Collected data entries
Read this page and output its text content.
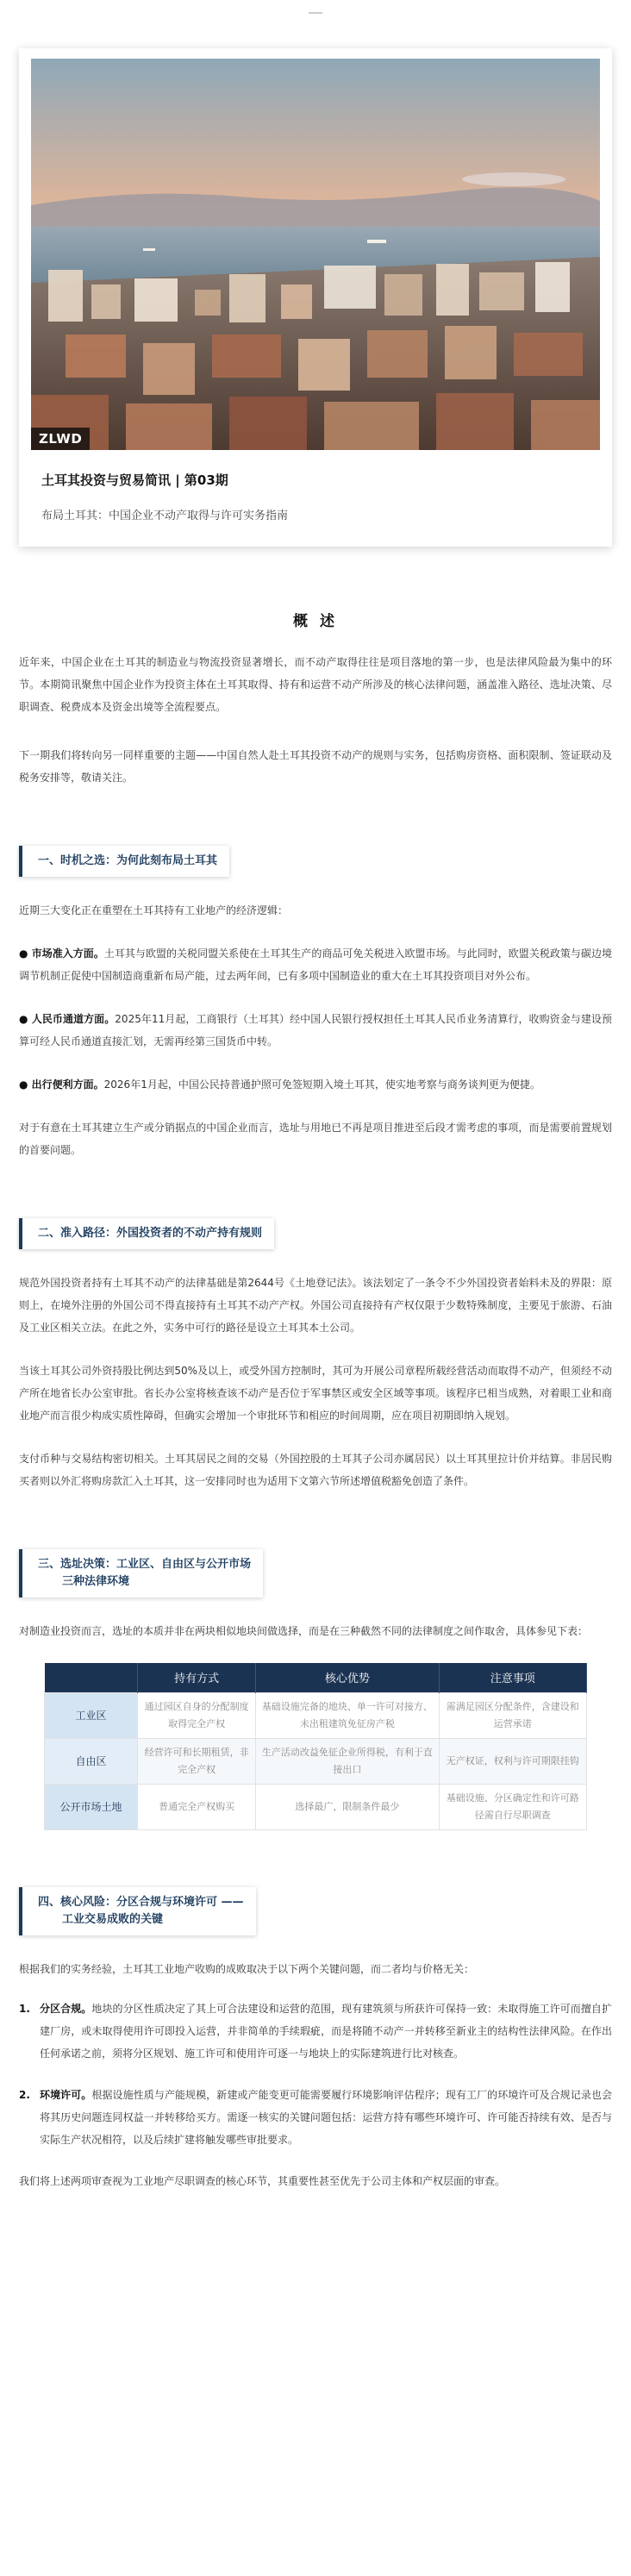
ZLWD
土耳其投资与贸易简讯 | 第03期
布局土耳其：中国企业不动产取得与许可实务指南
概 述

近年来，中国企业在土耳其的制造业与物流投资显著增长，而不动产取得往往是项目落地的第一步，也是法律风险最为集中的环节。本期简讯聚焦中国企业作为投资主体在土耳其取得、持有和运营不动产所涉及的核心法律问题，涵盖准入路径、选址决策、尽职调查、税费成本及资金出境等全流程要点。

下一期我们将转向另一同样重要的主题——中国自然人赴土耳其投资不动产的规则与实务，包括购房资格、面积限制、签证联动及税务安排等，敬请关注。

一、时机之选：为何此刻布局土耳其

近期三大变化正在重塑在土耳其持有工业地产的经济逻辑：

● 市场准入方面。土耳其与欧盟的关税同盟关系使在土耳其生产的商品可免关税进入欧盟市场。与此同时，欧盟关税政策与碳边境调节机制正促使中国制造商重新布局产能，过去两年间，已有多项中国制造业的重大在土耳其投资项目对外公布。

● 人民币通道方面。2025年11月起，工商银行（土耳其）经中国人民银行授权担任土耳其人民币业务清算行，收购资金与建设预算可经人民币通道直接汇划，无需再经第三国货币中转。

● 出行便利方面。2026年1月起，中国公民持普通护照可免签短期入境土耳其，使实地考察与商务谈判更为便捷。

对于有意在土耳其建立生产或分销据点的中国企业而言，选址与用地已不再是项目推进至后段才需考虑的事项，而是需要前置规划的首要问题。

二、准入路径：外国投资者的不动产持有规则

规范外国投资者持有土耳其不动产的法律基础是第2644号《土地登记法》。该法划定了一条令不少外国投资者始料未及的界限：原则上，在境外注册的外国公司不得直接持有土耳其不动产产权。外国公司直接持有产权仅限于少数特殊制度，主要见于旅游、石油及工业区相关立法。在此之外，实务中可行的路径是设立土耳其本土公司。

当该土耳其公司外资持股比例达到50%及以上，或受外国方控制时，其可为开展公司章程所载经营活动而取得不动产，但须经不动产所在地省长办公室审批。省长办公室将核查该不动产是否位于军事禁区或安全区域等事项。该程序已相当成熟，对着眼工业和商业地产而言很少构成实质性障碍，但确实会增加一个审批环节和相应的时间周期，应在项目初期即纳入规划。

支付币种与交易结构密切相关。土耳其居民之间的交易（外国控股的土耳其子公司亦属居民）以土耳其里拉计价并结算。非居民购买者则以外汇将购房款汇入土耳其，这一安排同时也为适用下文第六节所述增值税豁免创造了条件。

三、选址决策：工业区、自由区与公开市场
三种法律环境

对制造业投资而言，选址的本质并非在两块相似地块间做选择，而是在三种截然不同的法律制度之间作取舍，具体参见下表：

	持有方式	核心优势	注意事项
工业区	通过园区自身的分配制度取得完全产权	基础设施完备的地块、单一许可对接方、未出租建筑免征房产税	需满足园区分配条件，含建设和运营承诺
自由区	经营许可和长期租赁，非完全产权	生产活动改益免征企业所得税，有利于直接出口	无产权证，权利与许可期限挂钩
公开市场土地	普通完全产权购买	选择最广，限制条件最少	基础设施、分区确定性和许可路径需自行尽职调查
四、核心风险：分区合规与环境许可 ——
工业交易成败的关键

根据我们的实务经验，土耳其工业地产收购的成败取决于以下两个关键问题，而二者均与价格无关：

1. 分区合规。地块的分区性质决定了其上可合法建设和运营的范围，现有建筑须与所获许可保持一致：未取得施工许可而擅自扩建厂房，或未取得使用许可即投入运营，并非简单的手续瑕疵，而是将随不动产一并转移至新业主的结构性法律风险。在作出任何承诺之前，须将分区规划、施工许可和使用许可逐一与地块上的实际建筑进行比对核查。
2. 环境许可。根据设施性质与产能规模，新建或产能变更可能需要履行环境影响评估程序；现有工厂的环境许可及合规记录也会将其历史问题连同权益一并转移给买方。需逐一核实的关键问题包括：运营方持有哪些环境许可、许可能否持续有效、是否与实际生产状况相符，以及后续扩建将触发哪些审批要求。

我们将上述两项审查视为工业地产尽职调查的核心环节，其重要性甚至优先于公司主体和产权层面的审查。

GOAL: Give the number of lines that carry the word "选址决策", with nothing added.

RESPONSE TO THE TASK: 2